### BRANO
Alla formazione di tale atteggiamento, così negativo, concorrono esperienze infantili, in famiglia, a scuola, con i pari oppure eventi traumatici, situazioni di particolare vulnerabilità e disagio. Nei primi anni di vita, uno scarso attaccamento genitoriale o promesse non mantenute dall’adulto, sono fattori scatenanti. L’esempio ricevuto in famiglia, di apertura o chiusura interpersonale, è uno schema che il bambino fissa in memoria e tende a emulare.
Il bullismo è uno degli aspetti, traumatici, che conducono la vittima a chiudersi in se stessa, a soffrire e ad avere un’opinione negativa nel prossimo: di chi lo tiranneggia e degli altri che, complici, sghignazzano durante gli atti vessatori. L’evitamento di persone e situazioni sociali, finisce per isolare l’individuo sempre di più, anziché proteggerlo: non avrà la possibilità di smentire e rivedere le proprie catastrofiche valutazioni e non potrà costruire sane esperienze interpersonali. La convinzione è radicata, al punto che si immagina, dall’altra parte, un atteggiamento “scientificamente ostile”, ossia ben congegnato e premeditato, da individui che pianificano la propria cattiveria. Non credere, più, a nessuno, agli altri, a se stesso: questo è il quadro cinico, triste a cui si può pervenire.
La sfiducia verso tutti implica anche una generalizzazione infondata, impossibile e poco costruttiva. La persona brillante sa distinguere, valutare e adeguarsi alle circostanze senza essere travolto, sa che l’altro non è una fotocopia di sé e, anche per questo, va capito.

### ELENCO ATTIVITÀ
A. Nel brano, cambia "scuola" in "oratorio" e riscrivi la parte da "Alla formazione di" a "tende a emulare.".
B. Secondo il brano, che cosa finisce per isolare l'individuo sempre di più?
C. Indica se queste affermazioni concordano con il brano: (i) uno scarso attaccamento genitoriale nei primi anni di vita è un fattore scatenante; (ii) l'evitamento di persone e situazioni sociali protegge l'individuo; (iii) la sfiducia verso tutti è una generalizzazione costruttiva.

### DATI ESTRATTI
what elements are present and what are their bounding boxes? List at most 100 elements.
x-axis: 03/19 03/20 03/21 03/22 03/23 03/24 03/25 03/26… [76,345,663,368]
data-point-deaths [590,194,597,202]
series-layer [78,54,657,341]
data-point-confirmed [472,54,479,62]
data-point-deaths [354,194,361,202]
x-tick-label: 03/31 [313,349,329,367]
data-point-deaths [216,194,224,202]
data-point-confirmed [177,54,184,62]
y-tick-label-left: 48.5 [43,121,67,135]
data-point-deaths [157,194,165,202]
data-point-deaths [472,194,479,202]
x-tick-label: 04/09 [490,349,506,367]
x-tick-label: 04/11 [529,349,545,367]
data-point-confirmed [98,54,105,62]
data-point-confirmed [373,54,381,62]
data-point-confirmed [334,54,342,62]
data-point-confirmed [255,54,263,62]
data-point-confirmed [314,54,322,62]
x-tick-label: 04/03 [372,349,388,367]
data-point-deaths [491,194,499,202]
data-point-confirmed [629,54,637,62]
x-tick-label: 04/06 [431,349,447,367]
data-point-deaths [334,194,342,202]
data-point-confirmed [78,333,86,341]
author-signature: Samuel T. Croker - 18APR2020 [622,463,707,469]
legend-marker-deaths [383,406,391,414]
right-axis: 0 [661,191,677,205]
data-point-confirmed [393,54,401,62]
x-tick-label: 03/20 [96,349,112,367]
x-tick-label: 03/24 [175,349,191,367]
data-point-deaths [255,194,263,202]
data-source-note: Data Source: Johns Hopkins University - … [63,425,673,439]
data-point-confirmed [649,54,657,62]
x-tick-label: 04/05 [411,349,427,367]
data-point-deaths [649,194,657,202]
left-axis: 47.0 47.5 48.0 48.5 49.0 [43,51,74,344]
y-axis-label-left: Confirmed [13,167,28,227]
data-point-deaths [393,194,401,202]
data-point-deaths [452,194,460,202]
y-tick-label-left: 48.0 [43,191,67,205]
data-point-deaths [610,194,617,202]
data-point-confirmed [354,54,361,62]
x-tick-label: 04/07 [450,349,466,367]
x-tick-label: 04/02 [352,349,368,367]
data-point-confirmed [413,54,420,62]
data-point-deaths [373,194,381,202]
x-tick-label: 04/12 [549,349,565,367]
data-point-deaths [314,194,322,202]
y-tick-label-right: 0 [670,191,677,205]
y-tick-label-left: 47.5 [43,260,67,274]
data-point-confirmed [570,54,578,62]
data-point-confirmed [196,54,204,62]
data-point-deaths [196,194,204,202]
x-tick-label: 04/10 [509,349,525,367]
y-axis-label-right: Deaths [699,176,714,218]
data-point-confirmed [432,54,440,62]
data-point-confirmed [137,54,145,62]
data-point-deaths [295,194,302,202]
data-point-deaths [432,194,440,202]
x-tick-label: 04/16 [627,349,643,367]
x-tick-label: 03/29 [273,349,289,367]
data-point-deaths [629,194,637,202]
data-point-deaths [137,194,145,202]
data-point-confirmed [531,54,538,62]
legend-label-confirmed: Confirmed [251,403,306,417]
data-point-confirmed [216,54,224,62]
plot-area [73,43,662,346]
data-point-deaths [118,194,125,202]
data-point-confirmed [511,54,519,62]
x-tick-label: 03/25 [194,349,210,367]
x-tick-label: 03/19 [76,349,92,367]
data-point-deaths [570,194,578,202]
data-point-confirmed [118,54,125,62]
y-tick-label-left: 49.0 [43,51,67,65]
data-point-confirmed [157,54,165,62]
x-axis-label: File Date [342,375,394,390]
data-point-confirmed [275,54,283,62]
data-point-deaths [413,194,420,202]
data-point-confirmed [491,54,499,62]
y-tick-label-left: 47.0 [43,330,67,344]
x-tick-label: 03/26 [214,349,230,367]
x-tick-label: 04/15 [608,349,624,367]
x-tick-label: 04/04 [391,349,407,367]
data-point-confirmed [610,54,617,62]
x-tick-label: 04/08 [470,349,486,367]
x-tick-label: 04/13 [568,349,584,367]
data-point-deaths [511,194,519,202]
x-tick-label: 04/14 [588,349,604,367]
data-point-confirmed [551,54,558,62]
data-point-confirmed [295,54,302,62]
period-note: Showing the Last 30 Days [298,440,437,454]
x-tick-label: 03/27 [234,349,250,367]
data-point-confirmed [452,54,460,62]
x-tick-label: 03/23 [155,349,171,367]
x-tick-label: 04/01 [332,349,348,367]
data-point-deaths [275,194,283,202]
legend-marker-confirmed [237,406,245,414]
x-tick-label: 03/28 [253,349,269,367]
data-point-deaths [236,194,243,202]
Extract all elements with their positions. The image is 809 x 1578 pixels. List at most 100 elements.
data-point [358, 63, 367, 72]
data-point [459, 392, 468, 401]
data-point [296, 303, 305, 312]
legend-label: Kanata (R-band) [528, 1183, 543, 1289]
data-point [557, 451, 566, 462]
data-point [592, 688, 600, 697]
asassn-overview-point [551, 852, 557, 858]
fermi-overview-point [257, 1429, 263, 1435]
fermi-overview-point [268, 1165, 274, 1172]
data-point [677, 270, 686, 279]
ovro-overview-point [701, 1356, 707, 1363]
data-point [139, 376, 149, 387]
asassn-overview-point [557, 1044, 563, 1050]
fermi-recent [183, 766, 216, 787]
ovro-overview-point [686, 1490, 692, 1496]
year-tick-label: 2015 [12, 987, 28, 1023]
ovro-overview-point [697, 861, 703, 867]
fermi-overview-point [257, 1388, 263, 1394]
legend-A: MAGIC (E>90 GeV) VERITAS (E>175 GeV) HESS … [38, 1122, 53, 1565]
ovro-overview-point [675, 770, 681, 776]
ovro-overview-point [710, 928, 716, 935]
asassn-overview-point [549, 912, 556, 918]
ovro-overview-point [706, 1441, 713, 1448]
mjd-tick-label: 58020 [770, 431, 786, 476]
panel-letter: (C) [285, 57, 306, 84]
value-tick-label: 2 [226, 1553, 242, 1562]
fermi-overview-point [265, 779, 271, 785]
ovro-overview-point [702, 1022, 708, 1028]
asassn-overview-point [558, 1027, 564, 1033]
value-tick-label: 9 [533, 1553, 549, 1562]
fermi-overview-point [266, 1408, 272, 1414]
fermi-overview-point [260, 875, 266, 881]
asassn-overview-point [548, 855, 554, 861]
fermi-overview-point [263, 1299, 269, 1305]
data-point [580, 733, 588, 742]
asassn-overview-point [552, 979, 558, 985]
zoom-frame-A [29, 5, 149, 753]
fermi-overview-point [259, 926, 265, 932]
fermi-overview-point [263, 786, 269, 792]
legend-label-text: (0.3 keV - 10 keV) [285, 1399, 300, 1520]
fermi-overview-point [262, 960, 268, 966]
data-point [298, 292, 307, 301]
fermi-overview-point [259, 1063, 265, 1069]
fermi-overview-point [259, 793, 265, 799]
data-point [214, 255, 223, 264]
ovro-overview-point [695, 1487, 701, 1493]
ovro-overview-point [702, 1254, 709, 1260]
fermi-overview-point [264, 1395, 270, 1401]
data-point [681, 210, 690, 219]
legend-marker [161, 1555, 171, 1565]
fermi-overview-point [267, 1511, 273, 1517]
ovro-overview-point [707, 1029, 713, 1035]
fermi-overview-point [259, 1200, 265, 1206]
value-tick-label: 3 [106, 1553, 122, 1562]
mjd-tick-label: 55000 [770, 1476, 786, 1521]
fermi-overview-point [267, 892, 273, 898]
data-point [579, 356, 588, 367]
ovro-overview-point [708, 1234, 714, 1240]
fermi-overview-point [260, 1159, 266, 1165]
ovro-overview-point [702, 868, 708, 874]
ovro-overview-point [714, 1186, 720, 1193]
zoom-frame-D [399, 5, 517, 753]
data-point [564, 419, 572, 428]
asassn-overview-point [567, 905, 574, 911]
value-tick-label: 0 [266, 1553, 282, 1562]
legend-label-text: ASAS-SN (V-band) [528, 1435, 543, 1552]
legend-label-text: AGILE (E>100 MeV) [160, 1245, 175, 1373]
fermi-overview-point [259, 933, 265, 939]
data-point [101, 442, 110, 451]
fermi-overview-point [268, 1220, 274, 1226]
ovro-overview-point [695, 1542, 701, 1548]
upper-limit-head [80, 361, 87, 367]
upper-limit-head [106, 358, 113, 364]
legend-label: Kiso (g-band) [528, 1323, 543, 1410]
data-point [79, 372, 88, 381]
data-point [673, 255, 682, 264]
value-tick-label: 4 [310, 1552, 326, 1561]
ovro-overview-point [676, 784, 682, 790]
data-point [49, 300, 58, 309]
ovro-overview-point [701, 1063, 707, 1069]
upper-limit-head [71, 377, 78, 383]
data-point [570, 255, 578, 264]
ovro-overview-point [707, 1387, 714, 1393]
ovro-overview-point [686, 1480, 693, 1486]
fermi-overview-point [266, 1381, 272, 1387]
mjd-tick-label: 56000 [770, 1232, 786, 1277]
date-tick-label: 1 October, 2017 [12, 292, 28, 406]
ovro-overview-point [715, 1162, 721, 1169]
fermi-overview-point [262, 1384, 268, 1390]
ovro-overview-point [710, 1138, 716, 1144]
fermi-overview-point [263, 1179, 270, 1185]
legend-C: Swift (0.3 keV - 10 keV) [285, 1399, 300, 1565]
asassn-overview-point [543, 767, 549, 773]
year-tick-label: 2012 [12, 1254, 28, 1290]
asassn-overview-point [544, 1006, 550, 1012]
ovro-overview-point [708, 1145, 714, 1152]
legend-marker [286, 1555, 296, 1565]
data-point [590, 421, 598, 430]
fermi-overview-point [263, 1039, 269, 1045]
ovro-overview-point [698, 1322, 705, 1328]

### RISPOSTE
A.
Alla formazione di tale atteggiamento, così negativo, concorrono esperienze infantili, in famiglia, a oratorio, con i pari oppure eventi traumatici, situazioni di particolare vulnerabilità e disagio. Nei primi anni di vita, uno scarso attaccamento genitoriale o promesse non mantenute dall’adulto, sono fattori scatenanti. L’esempio ricevuto in famiglia, di apertura o chiusura interpersonale, è uno schema che il bambino fissa in memoria e tende a emulare.

B. L'evitamento di persone e situazioni sociali.

C.
(i) Sì: "uno scarso attaccamento genitoriale o promesse non mantenute dall’adulto, sono fattori scatenanti".
(ii) No: "finisce per isolare l’individuo sempre di più, anziché proteggerlo".
(iii) No: "una generalizzazione infondata, impossibile e poco costruttiva".